----- Information shown

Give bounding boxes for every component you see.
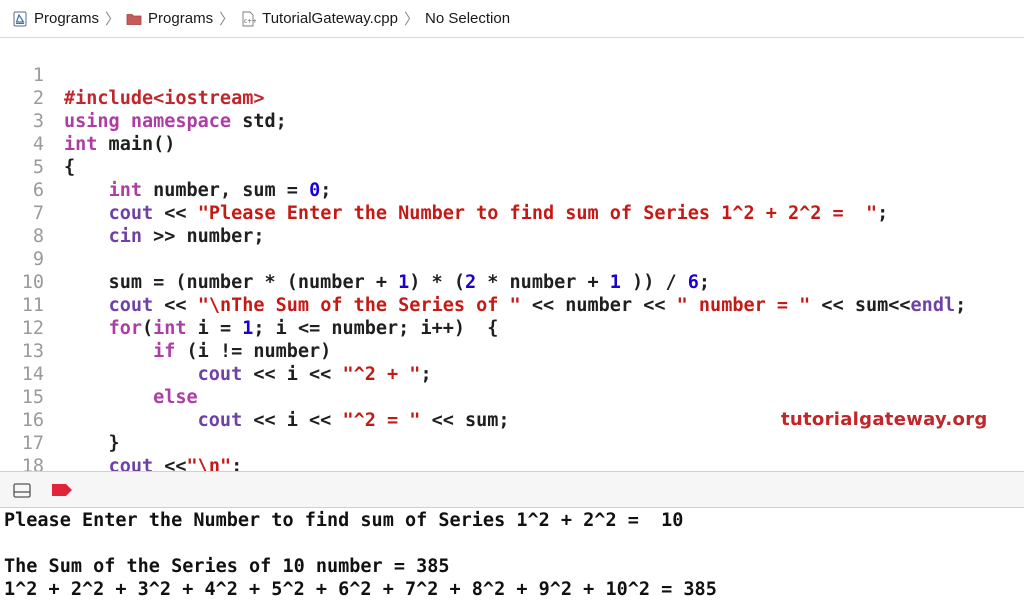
breakpoint-icon[interactable] bbox=[50, 482, 74, 498]
svg-text:c++: c++ bbox=[244, 18, 256, 25]
code-line[interactable]: 16 } bbox=[0, 386, 1024, 454]
code-line[interactable]: 12 if (i != number) bbox=[0, 294, 1024, 362]
code-editor[interactable]: 1 #include<iostream> 2 using namespace s… bbox=[0, 39, 1024, 471]
breadcrumb-label: Programs bbox=[148, 10, 214, 27]
code-line[interactable]: 10 cout << "\nThe Sum of the Series of "… bbox=[0, 248, 1024, 316]
breadcrumb-separator: 〉 bbox=[219, 11, 235, 28]
breadcrumb-item-project[interactable]: Programs bbox=[12, 10, 99, 27]
code-line[interactable]: 5 int number, sum = 0; bbox=[0, 133, 1024, 201]
console-line: Please Enter the Number to find sum of S… bbox=[4, 510, 684, 531]
code-line[interactable]: 6 cout << "Please Enter the Number to fi… bbox=[0, 156, 1024, 224]
code-line[interactable]: 19 } bbox=[0, 455, 1024, 471]
breadcrumb-label: Programs bbox=[34, 10, 100, 27]
code-line[interactable]: 3 int main() bbox=[0, 87, 1024, 155]
hide-debug-area-icon[interactable] bbox=[13, 483, 31, 498]
breadcrumb-label: No Selection bbox=[425, 10, 511, 27]
code-line[interactable]: 18 return 0; bbox=[0, 432, 1024, 471]
breadcrumb-separator: 〉 bbox=[404, 11, 420, 28]
code-line[interactable]: 2 using namespace std; bbox=[0, 64, 1024, 132]
breadcrumb-item-folder[interactable]: Programs bbox=[126, 10, 213, 27]
console-output[interactable]: Please Enter the Number to find sum of S… bbox=[0, 508, 1024, 601]
code-line[interactable]: 15 cout << i << "^2 = " << sum; bbox=[0, 363, 1024, 431]
code-line[interactable]: 4 { bbox=[0, 110, 1024, 178]
console-line: The Sum of the Series of 10 number = 385 bbox=[4, 556, 450, 577]
code-line[interactable]: 8 bbox=[0, 202, 1024, 247]
code-line[interactable]: 1 #include<iostream> bbox=[0, 41, 1024, 109]
breadcrumb-item-file[interactable]: c++ TutorialGateway.cpp bbox=[240, 10, 398, 27]
code-line[interactable]: 11 for(int i = 1; i <= number; i++) { bbox=[0, 271, 1024, 339]
code-line[interactable]: 14 else bbox=[0, 340, 1024, 408]
breadcrumb-item-selection[interactable]: No Selection bbox=[425, 10, 510, 27]
cpp-file-icon: c++ bbox=[242, 11, 256, 26]
console-line: 1^2 + 2^2 + 3^2 + 4^2 + 5^2 + 6^2 + 7^2 … bbox=[4, 579, 717, 600]
folder-icon bbox=[126, 13, 142, 25]
breadcrumb: Programs 〉 Programs 〉 c++ TutorialGatewa… bbox=[0, 0, 1024, 38]
breadcrumb-separator: 〉 bbox=[105, 11, 121, 28]
code-line[interactable]: 13 cout << i << "^2 + "; bbox=[0, 317, 1024, 385]
code-line[interactable]: 9 sum = (number * (number + 1) * (2 * nu… bbox=[0, 225, 1024, 293]
breadcrumb-label: TutorialGateway.cpp bbox=[262, 10, 398, 27]
code-line[interactable]: 7 cin >> number; bbox=[0, 179, 1024, 247]
watermark: tutorialgateway.org bbox=[781, 409, 988, 430]
debug-bar bbox=[0, 471, 1024, 508]
project-file-icon bbox=[13, 11, 27, 26]
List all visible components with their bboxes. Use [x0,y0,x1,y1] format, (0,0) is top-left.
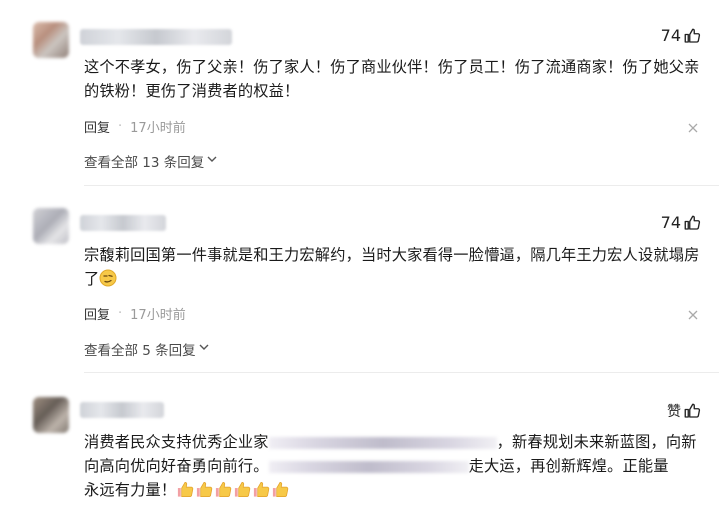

----------

Rewrite all of the data above as a Markdown table with the columns Row and Line, giving each non-blank line its own numbered row. Leave the pictures out.

| Row | Line |
|---|---|
| 1 | Give bounding boxes for every component you see. |
| 2 | breakpoint-icon[interactable] bbox=[50, 482, 74, 498] |
| 3 | svg-text:c++: c++ bbox=[244, 18, 256, 25] |
| 4 | code-line[interactable]: 16 } bbox=[0, 386, 1024, 454] |
| 5 | code-line[interactable]: 12 if (i != number) bbox=[0, 294, 1024, 362] |
| 6 | code-editor[interactable]: 1 #include<iostream> 2 using namespace s… bbox=[0, 39, 1024, 471] |
| 7 | breadcrumb-label: Programs bbox=[148, 10, 214, 27] |
| 8 | code-line[interactable]: 10 cout << "\nThe Sum of the Series of "… bbox=[0, 248, 1024, 316] |
| 9 | breadcrumb-separator: 〉 bbox=[219, 11, 235, 28] |
| 10 | breadcrumb-item-project[interactable]: Programs bbox=[12, 10, 99, 27] |
| 11 | code-line[interactable]: 5 int number, sum = 0; bbox=[0, 133, 1024, 201] |
| 12 | console-line: Please Enter the Number to find sum of S… bbox=[4, 510, 684, 531] |
| 13 | code-line[interactable]: 6 cout << "Please Enter the Number to fi… bbox=[0, 156, 1024, 224] |
| 14 | code-line[interactable]: 19 } bbox=[0, 455, 1024, 471] |
| 15 | breadcrumb-label: Programs bbox=[34, 10, 100, 27] |
| 16 | code-line[interactable]: 3 int main() bbox=[0, 87, 1024, 155] |
| 17 | hide-debug-area-icon[interactable] bbox=[13, 483, 31, 498] |
| 18 | breadcrumb-label: No Selection bbox=[425, 10, 511, 27] |
| 19 | code-line[interactable]: 18 return 0; bbox=[0, 432, 1024, 471] |
| 20 | breadcrumb-separator: 〉 bbox=[404, 11, 420, 28] |
| 21 | code-line[interactable]: 2 using namespace std; bbox=[0, 64, 1024, 132] |
| 22 | breadcrumb-item-folder[interactable]: Programs bbox=[126, 10, 213, 27] |
| 23 | console-output[interactable]: Please Enter the Number to find sum of S… bbox=[0, 508, 1024, 601] |
| 24 | code-line[interactable]: 15 cout << i << "^2 = " << sum; bbox=[0, 363, 1024, 431] |
| 25 | code-line[interactable]: 4 { bbox=[0, 110, 1024, 178] |
| 26 | console-line: The Sum of the Series of 10 number = 385 bbox=[4, 556, 450, 577] |
| 27 | code-line[interactable]: 8 bbox=[0, 202, 1024, 247] |
| 28 | code-line[interactable]: 1 #include<iostream> bbox=[0, 41, 1024, 109] |
| 29 | breadcrumb-item-file[interactable]: c++ TutorialGateway.cpp bbox=[240, 10, 398, 27] |
| 30 | code-line[interactable]: 11 for(int i = 1; i <= number; i++) { bbox=[0, 271, 1024, 339] |
| 31 | code-line[interactable]: 14 else bbox=[0, 340, 1024, 408] |
| 32 | breadcrumb-item-selection[interactable]: No Selection bbox=[425, 10, 510, 27] |
| 33 | cpp-file-icon: c++ bbox=[242, 11, 256, 26] |
| 34 | console-line: 1^2 + 2^2 + 3^2 + 4^2 + 5^2 + 6^2 + 7^2 … bbox=[4, 579, 717, 600] |
| 35 | folder-icon bbox=[126, 13, 142, 25] |
| 36 | breadcrumb: Programs 〉 Programs 〉 c++ TutorialGatewa… bbox=[0, 0, 1024, 38] |
| 37 | breadcrumb-separator: 〉 bbox=[105, 11, 121, 28] |
| 38 | code-line[interactable]: 13 cout << i << "^2 + "; bbox=[0, 317, 1024, 385] |
| 39 | code-line[interactable]: 9 sum = (number * (number + 1) * (2 * nu… bbox=[0, 225, 1024, 293] |
| 40 | breadcrumb-label: TutorialGateway.cpp bbox=[262, 10, 398, 27] |
| 41 | code-line[interactable]: 7 cin >> number; bbox=[0, 179, 1024, 247] |
| 42 | watermark: tutorialgateway.org bbox=[781, 409, 988, 430] |
| 43 | debug-bar bbox=[0, 471, 1024, 508] |
| 44 | project-file-icon bbox=[13, 11, 27, 26] |
| 45 | List all visible components with their bboxes. Use [x0,y0,x1,y1] format, (0,0) is top-left. |